Dataset records:
╔══

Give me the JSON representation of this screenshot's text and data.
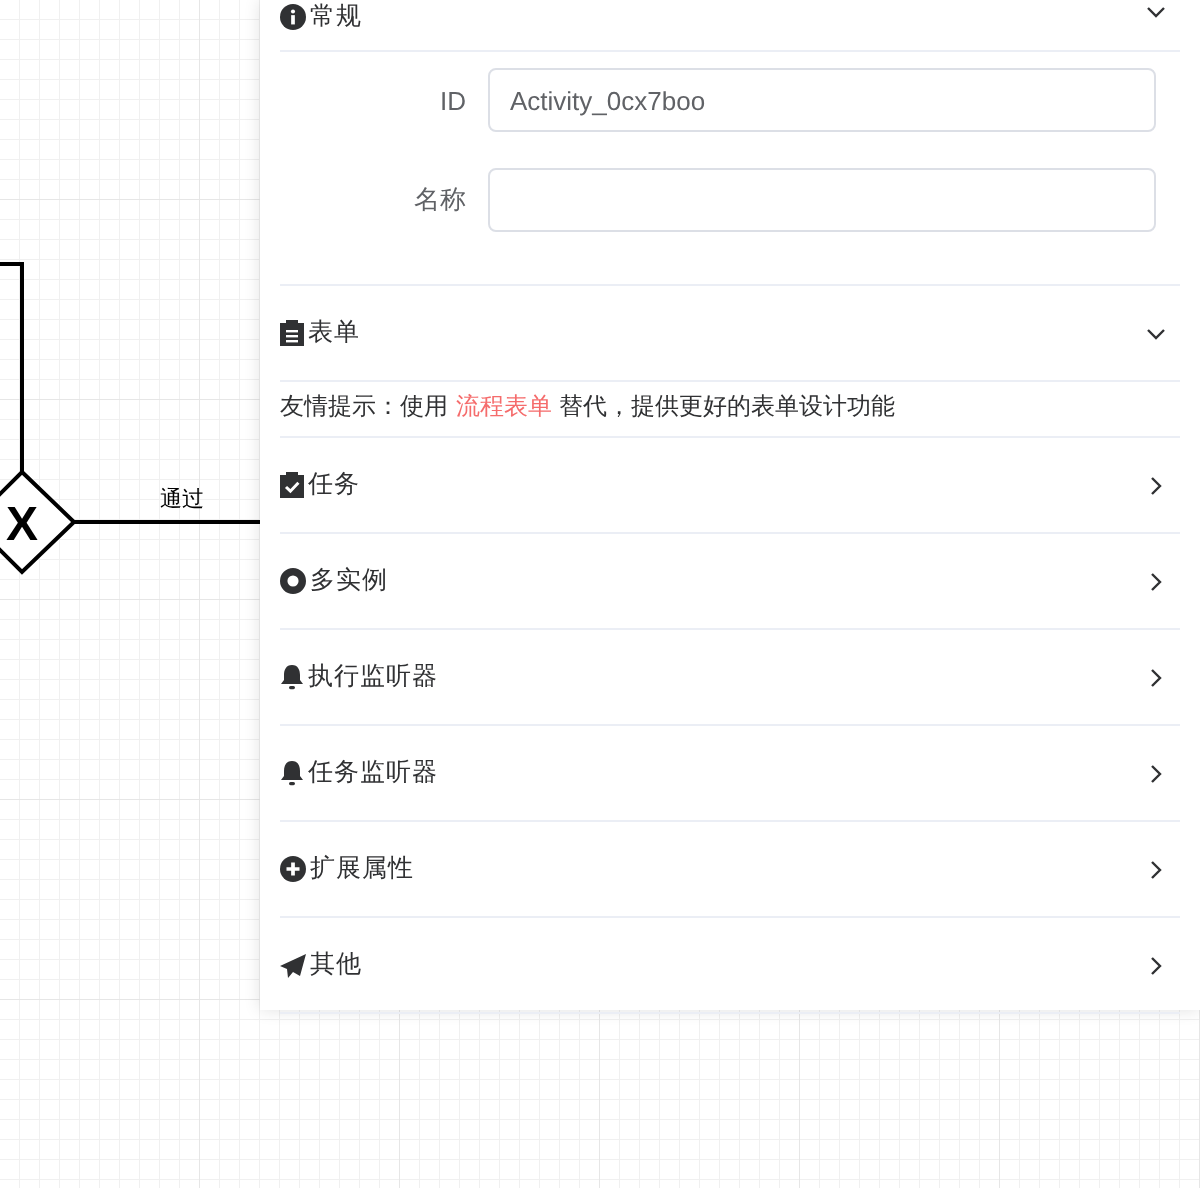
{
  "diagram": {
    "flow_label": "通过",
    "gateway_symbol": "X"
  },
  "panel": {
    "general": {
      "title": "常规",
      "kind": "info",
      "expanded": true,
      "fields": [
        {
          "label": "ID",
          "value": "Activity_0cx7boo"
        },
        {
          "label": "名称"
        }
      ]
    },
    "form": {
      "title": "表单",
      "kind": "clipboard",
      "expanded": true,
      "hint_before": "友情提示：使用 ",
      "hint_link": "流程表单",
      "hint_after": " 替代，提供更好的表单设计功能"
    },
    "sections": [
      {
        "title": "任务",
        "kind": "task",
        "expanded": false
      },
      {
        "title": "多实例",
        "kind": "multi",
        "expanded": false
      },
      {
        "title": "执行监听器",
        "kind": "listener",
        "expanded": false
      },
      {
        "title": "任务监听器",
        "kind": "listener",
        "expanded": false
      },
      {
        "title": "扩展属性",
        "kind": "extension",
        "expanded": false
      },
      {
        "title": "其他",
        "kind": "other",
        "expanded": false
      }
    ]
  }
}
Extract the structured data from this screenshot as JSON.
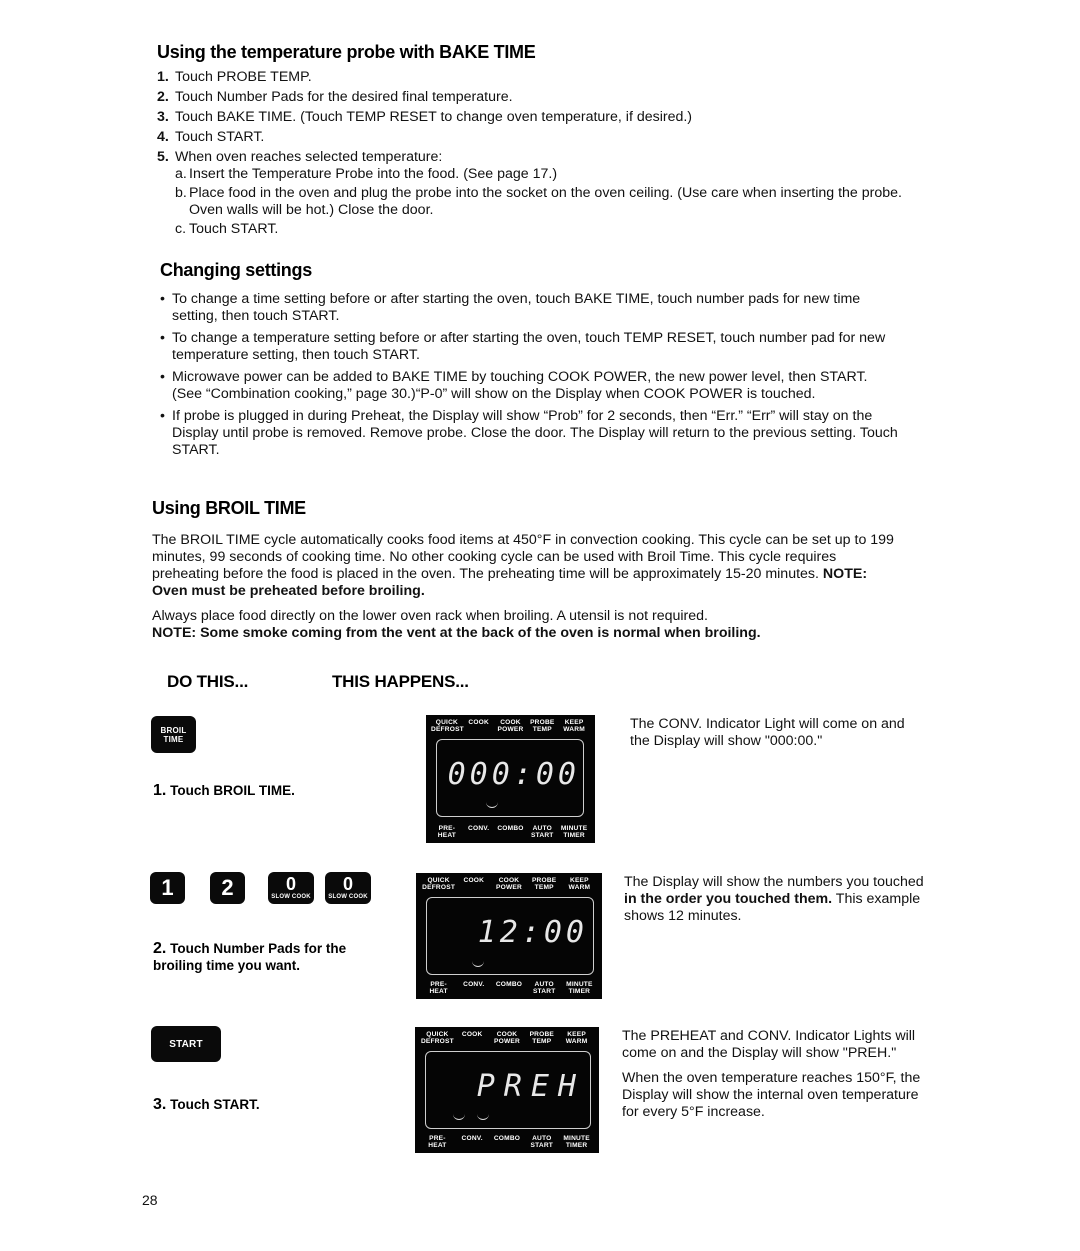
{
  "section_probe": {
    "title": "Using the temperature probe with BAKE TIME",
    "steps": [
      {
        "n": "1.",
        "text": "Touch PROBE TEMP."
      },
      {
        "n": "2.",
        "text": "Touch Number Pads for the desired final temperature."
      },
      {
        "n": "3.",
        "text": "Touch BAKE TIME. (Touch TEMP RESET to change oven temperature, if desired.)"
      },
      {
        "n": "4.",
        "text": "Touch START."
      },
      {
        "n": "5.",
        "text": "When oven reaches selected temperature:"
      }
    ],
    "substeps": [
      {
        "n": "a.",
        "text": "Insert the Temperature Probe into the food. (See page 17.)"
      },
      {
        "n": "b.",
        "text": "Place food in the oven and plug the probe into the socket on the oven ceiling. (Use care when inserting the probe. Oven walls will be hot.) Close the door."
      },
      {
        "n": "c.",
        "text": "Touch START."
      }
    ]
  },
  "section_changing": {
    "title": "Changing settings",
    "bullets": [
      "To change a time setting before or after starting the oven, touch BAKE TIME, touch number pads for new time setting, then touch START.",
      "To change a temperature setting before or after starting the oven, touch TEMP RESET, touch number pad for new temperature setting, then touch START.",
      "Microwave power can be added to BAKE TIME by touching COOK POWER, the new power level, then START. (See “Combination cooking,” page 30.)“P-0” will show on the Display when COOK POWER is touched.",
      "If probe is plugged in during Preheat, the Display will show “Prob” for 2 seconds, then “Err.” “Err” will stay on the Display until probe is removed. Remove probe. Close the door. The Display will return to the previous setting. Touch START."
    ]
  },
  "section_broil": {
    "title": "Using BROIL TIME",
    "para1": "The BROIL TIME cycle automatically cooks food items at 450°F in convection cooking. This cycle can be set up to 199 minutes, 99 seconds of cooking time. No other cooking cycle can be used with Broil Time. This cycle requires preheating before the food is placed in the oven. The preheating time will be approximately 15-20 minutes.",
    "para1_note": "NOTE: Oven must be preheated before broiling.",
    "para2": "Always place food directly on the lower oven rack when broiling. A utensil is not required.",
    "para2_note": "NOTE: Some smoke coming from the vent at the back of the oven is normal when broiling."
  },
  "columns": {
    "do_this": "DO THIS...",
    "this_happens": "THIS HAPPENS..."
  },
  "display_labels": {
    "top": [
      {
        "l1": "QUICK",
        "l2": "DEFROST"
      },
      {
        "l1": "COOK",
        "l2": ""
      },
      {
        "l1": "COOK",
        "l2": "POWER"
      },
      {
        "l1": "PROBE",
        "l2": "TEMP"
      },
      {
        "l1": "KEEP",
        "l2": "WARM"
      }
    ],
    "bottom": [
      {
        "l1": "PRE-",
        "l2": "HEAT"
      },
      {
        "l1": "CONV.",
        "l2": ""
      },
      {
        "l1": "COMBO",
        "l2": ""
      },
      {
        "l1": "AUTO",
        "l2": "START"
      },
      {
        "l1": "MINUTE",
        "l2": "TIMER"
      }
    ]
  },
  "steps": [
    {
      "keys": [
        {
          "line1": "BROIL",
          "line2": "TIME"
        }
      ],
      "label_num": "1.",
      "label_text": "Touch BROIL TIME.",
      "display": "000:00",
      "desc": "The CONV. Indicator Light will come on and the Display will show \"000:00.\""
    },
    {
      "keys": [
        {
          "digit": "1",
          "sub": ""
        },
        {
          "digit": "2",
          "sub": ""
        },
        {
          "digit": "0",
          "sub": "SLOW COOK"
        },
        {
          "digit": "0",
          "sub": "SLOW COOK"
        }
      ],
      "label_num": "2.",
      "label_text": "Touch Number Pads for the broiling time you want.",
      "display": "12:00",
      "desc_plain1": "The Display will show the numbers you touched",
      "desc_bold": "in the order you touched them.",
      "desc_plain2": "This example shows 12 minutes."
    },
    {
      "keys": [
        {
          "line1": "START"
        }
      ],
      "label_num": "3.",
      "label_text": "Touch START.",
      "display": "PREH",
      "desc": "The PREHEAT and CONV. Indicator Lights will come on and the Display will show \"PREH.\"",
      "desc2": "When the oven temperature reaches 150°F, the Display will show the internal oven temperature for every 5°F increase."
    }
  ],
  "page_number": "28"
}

╚══

-- DO THIS --
Skip the images and write out the rest of the listing exactly.

-- EXPECTED ANSWER --
Give me the JSON representation of this screenshot's text and data.
{
  "diagram": {
    "flow_label": "通过",
    "gateway_symbol": "X"
  },
  "panel": {
    "general": {
      "title": "常规",
      "kind": "info",
      "expanded": true,
      "fields": [
        {
          "label": "ID",
          "value": "Activity_0cx7boo"
        },
        {
          "label": "名称"
        }
      ]
    },
    "form": {
      "title": "表单",
      "kind": "clipboard",
      "expanded": true,
      "hint_before": "友情提示：使用 ",
      "hint_link": "流程表单",
      "hint_after": " 替代，提供更好的表单设计功能"
    },
    "sections": [
      {
        "title": "任务",
        "kind": "task",
        "expanded": false
      },
      {
        "title": "多实例",
        "kind": "multi",
        "expanded": false
      },
      {
        "title": "执行监听器",
        "kind": "listener",
        "expanded": false
      },
      {
        "title": "任务监听器",
        "kind": "listener",
        "expanded": false
      },
      {
        "title": "扩展属性",
        "kind": "extension",
        "expanded": false
      },
      {
        "title": "其他",
        "kind": "other",
        "expanded": false
      }
    ]
  }
}
Extract the structured data from this screenshot as JSON.
{
  "section_probe": {
    "title": "Using the temperature probe with BAKE TIME",
    "steps": [
      {
        "n": "1.",
        "text": "Touch PROBE TEMP."
      },
      {
        "n": "2.",
        "text": "Touch Number Pads for the desired final temperature."
      },
      {
        "n": "3.",
        "text": "Touch BAKE TIME. (Touch TEMP RESET to change oven temperature, if desired.)"
      },
      {
        "n": "4.",
        "text": "Touch START."
      },
      {
        "n": "5.",
        "text": "When oven reaches selected temperature:"
      }
    ],
    "substeps": [
      {
        "n": "a.",
        "text": "Insert the Temperature Probe into the food. (See page 17.)"
      },
      {
        "n": "b.",
        "text": "Place food in the oven and plug the probe into the socket on the oven ceiling. (Use care when inserting the probe. Oven walls will be hot.) Close the door."
      },
      {
        "n": "c.",
        "text": "Touch START."
      }
    ]
  },
  "section_changing": {
    "title": "Changing settings",
    "bullets": [
      "To change a time setting before or after starting the oven, touch BAKE TIME, touch number pads for new time setting, then touch START.",
      "To change a temperature setting before or after starting the oven, touch TEMP RESET, touch number pad for new temperature setting, then touch START.",
      "Microwave power can be added to BAKE TIME by touching COOK POWER, the new power level, then START. (See “Combination cooking,” page 30.)“P-0” will show on the Display when COOK POWER is touched.",
      "If probe is plugged in during Preheat, the Display will show “Prob” for 2 seconds, then “Err.” “Err” will stay on the Display until probe is removed. Remove probe. Close the door. The Display will return to the previous setting. Touch START."
    ]
  },
  "section_broil": {
    "title": "Using BROIL TIME",
    "para1": "The BROIL TIME cycle automatically cooks food items at 450°F in convection cooking. This cycle can be set up to 199 minutes, 99 seconds of cooking time. No other cooking cycle can be used with Broil Time. This cycle requires preheating before the food is placed in the oven. The preheating time will be approximately 15-20 minutes.",
    "para1_note": "NOTE: Oven must be preheated before broiling.",
    "para2": "Always place food directly on the lower oven rack when broiling. A utensil is not required.",
    "para2_note": "NOTE: Some smoke coming from the vent at the back of the oven is normal when broiling."
  },
  "columns": {
    "do_this": "DO THIS...",
    "this_happens": "THIS HAPPENS..."
  },
  "display_labels": {
    "top": [
      {
        "l1": "QUICK",
        "l2": "DEFROST"
      },
      {
        "l1": "COOK",
        "l2": ""
      },
      {
        "l1": "COOK",
        "l2": "POWER"
      },
      {
        "l1": "PROBE",
        "l2": "TEMP"
      },
      {
        "l1": "KEEP",
        "l2": "WARM"
      }
    ],
    "bottom": [
      {
        "l1": "PRE-",
        "l2": "HEAT"
      },
      {
        "l1": "CONV.",
        "l2": ""
      },
      {
        "l1": "COMBO",
        "l2": ""
      },
      {
        "l1": "AUTO",
        "l2": "START"
      },
      {
        "l1": "MINUTE",
        "l2": "TIMER"
      }
    ]
  },
  "steps": [
    {
      "keys": [
        {
          "line1": "BROIL",
          "line2": "TIME"
        }
      ],
      "label_num": "1.",
      "label_text": "Touch BROIL TIME.",
      "display": "000:00",
      "desc": "The CONV. Indicator Light will come on and the Display will show \"000:00.\""
    },
    {
      "keys": [
        {
          "digit": "1",
          "sub": ""
        },
        {
          "digit": "2",
          "sub": ""
        },
        {
          "digit": "0",
          "sub": "SLOW COOK"
        },
        {
          "digit": "0",
          "sub": "SLOW COOK"
        }
      ],
      "label_num": "2.",
      "label_text": "Touch Number Pads for the broiling time you want.",
      "display": "12:00",
      "desc_plain1": "The Display will show the numbers you touched",
      "desc_bold": "in the order you touched them.",
      "desc_plain2": "This example shows 12 minutes."
    },
    {
      "keys": [
        {
          "line1": "START"
        }
      ],
      "label_num": "3.",
      "label_text": "Touch START.",
      "display": "PREH",
      "desc": "The PREHEAT and CONV. Indicator Lights will come on and the Display will show \"PREH.\"",
      "desc2": "When the oven temperature reaches 150°F, the Display will show the internal oven temperature for every 5°F increase."
    }
  ],
  "page_number": "28"
}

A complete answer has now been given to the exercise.